• SUPPLIED RECORDS:
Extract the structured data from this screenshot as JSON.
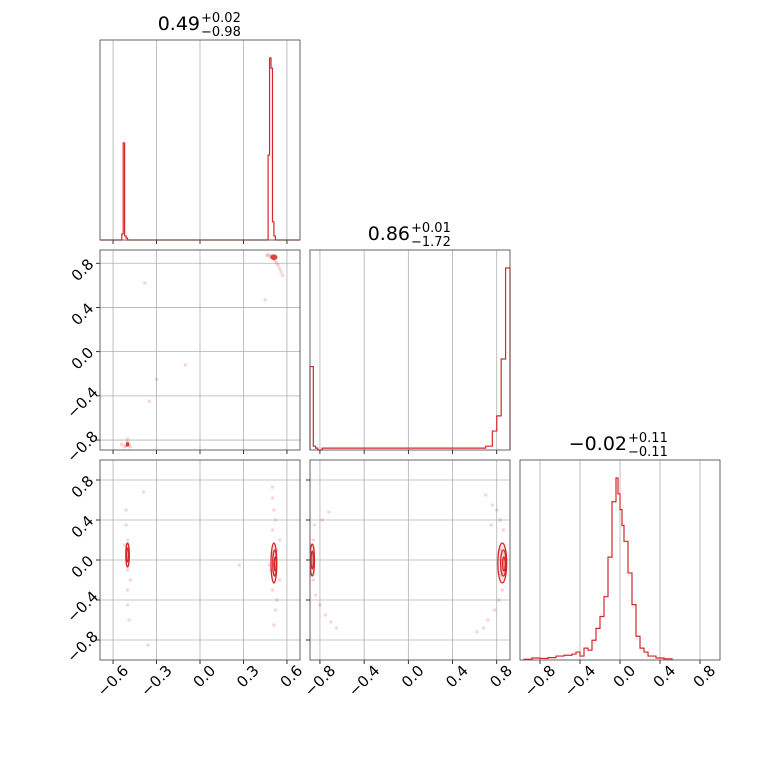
{
  "chart_data": {
    "type": "corner",
    "line_color": "#d62728",
    "grid": true,
    "panel_titles": [
      {
        "value": "0.49",
        "plus": "+0.02",
        "minus": "−0.98"
      },
      {
        "value": "0.86",
        "plus": "+0.01",
        "minus": "−1.72"
      },
      {
        "value": "−0.02",
        "plus": "+0.11",
        "minus": "−0.11"
      }
    ],
    "axis_ticks": {
      "param0": [
        "−0.6",
        "−0.3",
        "0.0",
        "0.3",
        "0.6"
      ],
      "param1": [
        "−0.8",
        "−0.4",
        "0.0",
        "0.4",
        "0.8"
      ],
      "param2": [
        "−0.8",
        "−0.4",
        "0.0",
        "0.4",
        "0.8"
      ]
    },
    "ranges": {
      "param0": [
        -0.69,
        0.69
      ],
      "param1": [
        -0.89,
        0.92
      ],
      "param2": [
        -1.0,
        1.0
      ]
    },
    "histograms": {
      "param0": {
        "edges": [
          -0.69,
          -0.54,
          -0.53,
          -0.52,
          -0.51,
          -0.5,
          -0.49,
          0.47,
          0.48,
          0.49,
          0.5,
          0.51,
          0.52,
          0.53,
          0.54,
          0.55,
          0.56,
          0.69
        ],
        "values": [
          0,
          0.03,
          0.48,
          0.02,
          0.01,
          0,
          0,
          0.42,
          0.9,
          0.85,
          0.09,
          0.02,
          0,
          0,
          0,
          0,
          0
        ]
      },
      "param1": {
        "edges": [
          -0.89,
          -0.86,
          -0.84,
          -0.82,
          -0.78,
          0.52,
          0.6,
          0.7,
          0.76,
          0.8,
          0.84,
          0.88,
          0.92
        ],
        "values": [
          0.22,
          0.01,
          0.005,
          0,
          0.005,
          0.005,
          0.005,
          0.01,
          0.05,
          0.09,
          0.24,
          0.48
        ]
      },
      "param2": {
        "edges": [
          -0.96,
          -0.88,
          -0.8,
          -0.72,
          -0.64,
          -0.56,
          -0.48,
          -0.44,
          -0.4,
          -0.36,
          -0.32,
          -0.28,
          -0.24,
          -0.2,
          -0.16,
          -0.12,
          -0.08,
          -0.04,
          -0.02,
          0.0,
          0.02,
          0.04,
          0.08,
          0.12,
          0.16,
          0.2,
          0.24,
          0.28,
          0.32,
          0.36,
          0.44,
          0.52
        ],
        "values": [
          0.002,
          0.005,
          0.004,
          0.006,
          0.01,
          0.012,
          0.015,
          0.02,
          0.01,
          0.03,
          0.025,
          0.05,
          0.08,
          0.11,
          0.16,
          0.26,
          0.4,
          0.46,
          0.42,
          0.38,
          0.34,
          0.3,
          0.22,
          0.14,
          0.06,
          0.03,
          0.02,
          0.01,
          0.01,
          0.005,
          0.003
        ]
      }
    },
    "scatter": {
      "p0_p1": [
        [
          0.48,
          0.86
        ],
        [
          0.49,
          0.87
        ],
        [
          0.5,
          0.85
        ],
        [
          0.51,
          0.84
        ],
        [
          0.52,
          0.82
        ],
        [
          0.53,
          0.8
        ],
        [
          0.54,
          0.78
        ],
        [
          0.55,
          0.75
        ],
        [
          0.56,
          0.72
        ],
        [
          0.57,
          0.69
        ],
        [
          0.46,
          0.87
        ],
        [
          0.47,
          0.88
        ],
        [
          0.45,
          0.47
        ],
        [
          -0.38,
          0.62
        ],
        [
          -0.3,
          -0.25
        ],
        [
          -0.1,
          -0.12
        ],
        [
          -0.5,
          -0.83
        ],
        [
          -0.51,
          -0.85
        ],
        [
          -0.49,
          -0.84
        ],
        [
          -0.52,
          -0.86
        ],
        [
          -0.5,
          -0.82
        ],
        [
          -0.48,
          -0.86
        ],
        [
          -0.5,
          -0.79
        ],
        [
          -0.54,
          -0.84
        ],
        [
          -0.35,
          -0.45
        ]
      ],
      "p0_p2": [
        [
          -0.5,
          0.2
        ],
        [
          -0.5,
          -0.1
        ],
        [
          -0.51,
          0.35
        ],
        [
          -0.5,
          -0.3
        ],
        [
          -0.5,
          -0.45
        ],
        [
          -0.51,
          0.5
        ],
        [
          -0.49,
          -0.6
        ],
        [
          -0.52,
          0.15
        ],
        [
          -0.48,
          -0.2
        ],
        [
          -0.39,
          0.68
        ],
        [
          -0.36,
          -0.85
        ],
        [
          0.5,
          0.3
        ],
        [
          0.5,
          -0.3
        ],
        [
          0.51,
          0.5
        ],
        [
          0.52,
          -0.5
        ],
        [
          0.53,
          0.1
        ],
        [
          0.49,
          -0.1
        ],
        [
          0.52,
          0.4
        ],
        [
          0.53,
          -0.4
        ],
        [
          0.51,
          -0.65
        ],
        [
          0.5,
          0.62
        ],
        [
          0.55,
          -0.2
        ],
        [
          0.55,
          0.2
        ],
        [
          0.27,
          -0.05
        ],
        [
          0.48,
          -0.05
        ],
        [
          0.5,
          0.73
        ]
      ],
      "p1_p2": [
        [
          -0.86,
          0.2
        ],
        [
          -0.86,
          -0.2
        ],
        [
          -0.85,
          0.35
        ],
        [
          -0.84,
          -0.35
        ],
        [
          -0.8,
          -0.45
        ],
        [
          -0.75,
          -0.55
        ],
        [
          -0.7,
          -0.62
        ],
        [
          -0.65,
          -0.68
        ],
        [
          -0.78,
          0.4
        ],
        [
          -0.72,
          0.48
        ],
        [
          0.86,
          0.3
        ],
        [
          0.85,
          -0.3
        ],
        [
          0.83,
          0.4
        ],
        [
          0.82,
          -0.4
        ],
        [
          0.8,
          0.5
        ],
        [
          0.78,
          -0.5
        ],
        [
          0.76,
          0.55
        ],
        [
          0.72,
          -0.6
        ],
        [
          0.68,
          -0.68
        ],
        [
          0.62,
          -0.72
        ],
        [
          0.7,
          0.65
        ],
        [
          0.75,
          0.35
        ],
        [
          0.84,
          0.1
        ],
        [
          0.84,
          -0.15
        ]
      ]
    },
    "contours": {
      "p0_p2": [
        {
          "cx": -0.5,
          "cy": 0.05,
          "rx": 0.012,
          "ry": 0.12
        },
        {
          "cx": -0.5,
          "cy": 0.05,
          "rx": 0.007,
          "ry": 0.07
        },
        {
          "cx": 0.51,
          "cy": -0.03,
          "rx": 0.02,
          "ry": 0.2
        },
        {
          "cx": 0.515,
          "cy": -0.03,
          "rx": 0.013,
          "ry": 0.13
        },
        {
          "cx": 0.52,
          "cy": -0.04,
          "rx": 0.007,
          "ry": 0.07
        }
      ],
      "p1_p2": [
        {
          "cx": -0.87,
          "cy": 0.0,
          "rx": 0.02,
          "ry": 0.16
        },
        {
          "cx": -0.87,
          "cy": 0.0,
          "rx": 0.01,
          "ry": 0.09
        },
        {
          "cx": 0.85,
          "cy": -0.03,
          "rx": 0.04,
          "ry": 0.2
        },
        {
          "cx": 0.86,
          "cy": -0.03,
          "rx": 0.025,
          "ry": 0.13
        },
        {
          "cx": 0.865,
          "cy": -0.04,
          "rx": 0.012,
          "ry": 0.07
        }
      ]
    },
    "density_blobs": {
      "p0_p1": [
        {
          "cx": 0.51,
          "cy": 0.855,
          "rx": 0.025,
          "ry": 0.025
        },
        {
          "cx": -0.5,
          "cy": -0.84,
          "rx": 0.012,
          "ry": 0.02
        }
      ]
    }
  }
}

• REQUIRED WORK: Leave out all images, then reproduce the entries above exactly.

• IN RESPONSE:
Extract the structured data from this screenshot as JSON.
{
  "chart_data": {
    "type": "corner",
    "line_color": "#d62728",
    "grid": true,
    "panel_titles": [
      {
        "value": "0.49",
        "plus": "+0.02",
        "minus": "−0.98"
      },
      {
        "value": "0.86",
        "plus": "+0.01",
        "minus": "−1.72"
      },
      {
        "value": "−0.02",
        "plus": "+0.11",
        "minus": "−0.11"
      }
    ],
    "axis_ticks": {
      "param0": [
        "−0.6",
        "−0.3",
        "0.0",
        "0.3",
        "0.6"
      ],
      "param1": [
        "−0.8",
        "−0.4",
        "0.0",
        "0.4",
        "0.8"
      ],
      "param2": [
        "−0.8",
        "−0.4",
        "0.0",
        "0.4",
        "0.8"
      ]
    },
    "ranges": {
      "param0": [
        -0.69,
        0.69
      ],
      "param1": [
        -0.89,
        0.92
      ],
      "param2": [
        -1.0,
        1.0
      ]
    },
    "histograms": {
      "param0": {
        "edges": [
          -0.69,
          -0.54,
          -0.53,
          -0.52,
          -0.51,
          -0.5,
          -0.49,
          0.47,
          0.48,
          0.49,
          0.5,
          0.51,
          0.52,
          0.53,
          0.54,
          0.55,
          0.56,
          0.69
        ],
        "values": [
          0,
          0.03,
          0.48,
          0.02,
          0.01,
          0,
          0,
          0.42,
          0.9,
          0.85,
          0.09,
          0.02,
          0,
          0,
          0,
          0,
          0
        ]
      },
      "param1": {
        "edges": [
          -0.89,
          -0.86,
          -0.84,
          -0.82,
          -0.78,
          0.52,
          0.6,
          0.7,
          0.76,
          0.8,
          0.84,
          0.88,
          0.92
        ],
        "values": [
          0.22,
          0.01,
          0.005,
          0,
          0.005,
          0.005,
          0.005,
          0.01,
          0.05,
          0.09,
          0.24,
          0.48
        ]
      },
      "param2": {
        "edges": [
          -0.96,
          -0.88,
          -0.8,
          -0.72,
          -0.64,
          -0.56,
          -0.48,
          -0.44,
          -0.4,
          -0.36,
          -0.32,
          -0.28,
          -0.24,
          -0.2,
          -0.16,
          -0.12,
          -0.08,
          -0.04,
          -0.02,
          0.0,
          0.02,
          0.04,
          0.08,
          0.12,
          0.16,
          0.2,
          0.24,
          0.28,
          0.32,
          0.36,
          0.44,
          0.52
        ],
        "values": [
          0.002,
          0.005,
          0.004,
          0.006,
          0.01,
          0.012,
          0.015,
          0.02,
          0.01,
          0.03,
          0.025,
          0.05,
          0.08,
          0.11,
          0.16,
          0.26,
          0.4,
          0.46,
          0.42,
          0.38,
          0.34,
          0.3,
          0.22,
          0.14,
          0.06,
          0.03,
          0.02,
          0.01,
          0.01,
          0.005,
          0.003
        ]
      }
    },
    "scatter": {
      "p0_p1": [
        [
          0.48,
          0.86
        ],
        [
          0.49,
          0.87
        ],
        [
          0.5,
          0.85
        ],
        [
          0.51,
          0.84
        ],
        [
          0.52,
          0.82
        ],
        [
          0.53,
          0.8
        ],
        [
          0.54,
          0.78
        ],
        [
          0.55,
          0.75
        ],
        [
          0.56,
          0.72
        ],
        [
          0.57,
          0.69
        ],
        [
          0.46,
          0.87
        ],
        [
          0.47,
          0.88
        ],
        [
          0.45,
          0.47
        ],
        [
          -0.38,
          0.62
        ],
        [
          -0.3,
          -0.25
        ],
        [
          -0.1,
          -0.12
        ],
        [
          -0.5,
          -0.83
        ],
        [
          -0.51,
          -0.85
        ],
        [
          -0.49,
          -0.84
        ],
        [
          -0.52,
          -0.86
        ],
        [
          -0.5,
          -0.82
        ],
        [
          -0.48,
          -0.86
        ],
        [
          -0.5,
          -0.79
        ],
        [
          -0.54,
          -0.84
        ],
        [
          -0.35,
          -0.45
        ]
      ],
      "p0_p2": [
        [
          -0.5,
          0.2
        ],
        [
          -0.5,
          -0.1
        ],
        [
          -0.51,
          0.35
        ],
        [
          -0.5,
          -0.3
        ],
        [
          -0.5,
          -0.45
        ],
        [
          -0.51,
          0.5
        ],
        [
          -0.49,
          -0.6
        ],
        [
          -0.52,
          0.15
        ],
        [
          -0.48,
          -0.2
        ],
        [
          -0.39,
          0.68
        ],
        [
          -0.36,
          -0.85
        ],
        [
          0.5,
          0.3
        ],
        [
          0.5,
          -0.3
        ],
        [
          0.51,
          0.5
        ],
        [
          0.52,
          -0.5
        ],
        [
          0.53,
          0.1
        ],
        [
          0.49,
          -0.1
        ],
        [
          0.52,
          0.4
        ],
        [
          0.53,
          -0.4
        ],
        [
          0.51,
          -0.65
        ],
        [
          0.5,
          0.62
        ],
        [
          0.55,
          -0.2
        ],
        [
          0.55,
          0.2
        ],
        [
          0.27,
          -0.05
        ],
        [
          0.48,
          -0.05
        ],
        [
          0.5,
          0.73
        ]
      ],
      "p1_p2": [
        [
          -0.86,
          0.2
        ],
        [
          -0.86,
          -0.2
        ],
        [
          -0.85,
          0.35
        ],
        [
          -0.84,
          -0.35
        ],
        [
          -0.8,
          -0.45
        ],
        [
          -0.75,
          -0.55
        ],
        [
          -0.7,
          -0.62
        ],
        [
          -0.65,
          -0.68
        ],
        [
          -0.78,
          0.4
        ],
        [
          -0.72,
          0.48
        ],
        [
          0.86,
          0.3
        ],
        [
          0.85,
          -0.3
        ],
        [
          0.83,
          0.4
        ],
        [
          0.82,
          -0.4
        ],
        [
          0.8,
          0.5
        ],
        [
          0.78,
          -0.5
        ],
        [
          0.76,
          0.55
        ],
        [
          0.72,
          -0.6
        ],
        [
          0.68,
          -0.68
        ],
        [
          0.62,
          -0.72
        ],
        [
          0.7,
          0.65
        ],
        [
          0.75,
          0.35
        ],
        [
          0.84,
          0.1
        ],
        [
          0.84,
          -0.15
        ]
      ]
    },
    "contours": {
      "p0_p2": [
        {
          "cx": -0.5,
          "cy": 0.05,
          "rx": 0.012,
          "ry": 0.12
        },
        {
          "cx": -0.5,
          "cy": 0.05,
          "rx": 0.007,
          "ry": 0.07
        },
        {
          "cx": 0.51,
          "cy": -0.03,
          "rx": 0.02,
          "ry": 0.2
        },
        {
          "cx": 0.515,
          "cy": -0.03,
          "rx": 0.013,
          "ry": 0.13
        },
        {
          "cx": 0.52,
          "cy": -0.04,
          "rx": 0.007,
          "ry": 0.07
        }
      ],
      "p1_p2": [
        {
          "cx": -0.87,
          "cy": 0.0,
          "rx": 0.02,
          "ry": 0.16
        },
        {
          "cx": -0.87,
          "cy": 0.0,
          "rx": 0.01,
          "ry": 0.09
        },
        {
          "cx": 0.85,
          "cy": -0.03,
          "rx": 0.04,
          "ry": 0.2
        },
        {
          "cx": 0.86,
          "cy": -0.03,
          "rx": 0.025,
          "ry": 0.13
        },
        {
          "cx": 0.865,
          "cy": -0.04,
          "rx": 0.012,
          "ry": 0.07
        }
      ]
    },
    "density_blobs": {
      "p0_p1": [
        {
          "cx": 0.51,
          "cy": 0.855,
          "rx": 0.025,
          "ry": 0.025
        },
        {
          "cx": -0.5,
          "cy": -0.84,
          "rx": 0.012,
          "ry": 0.02
        }
      ]
    }
  }
}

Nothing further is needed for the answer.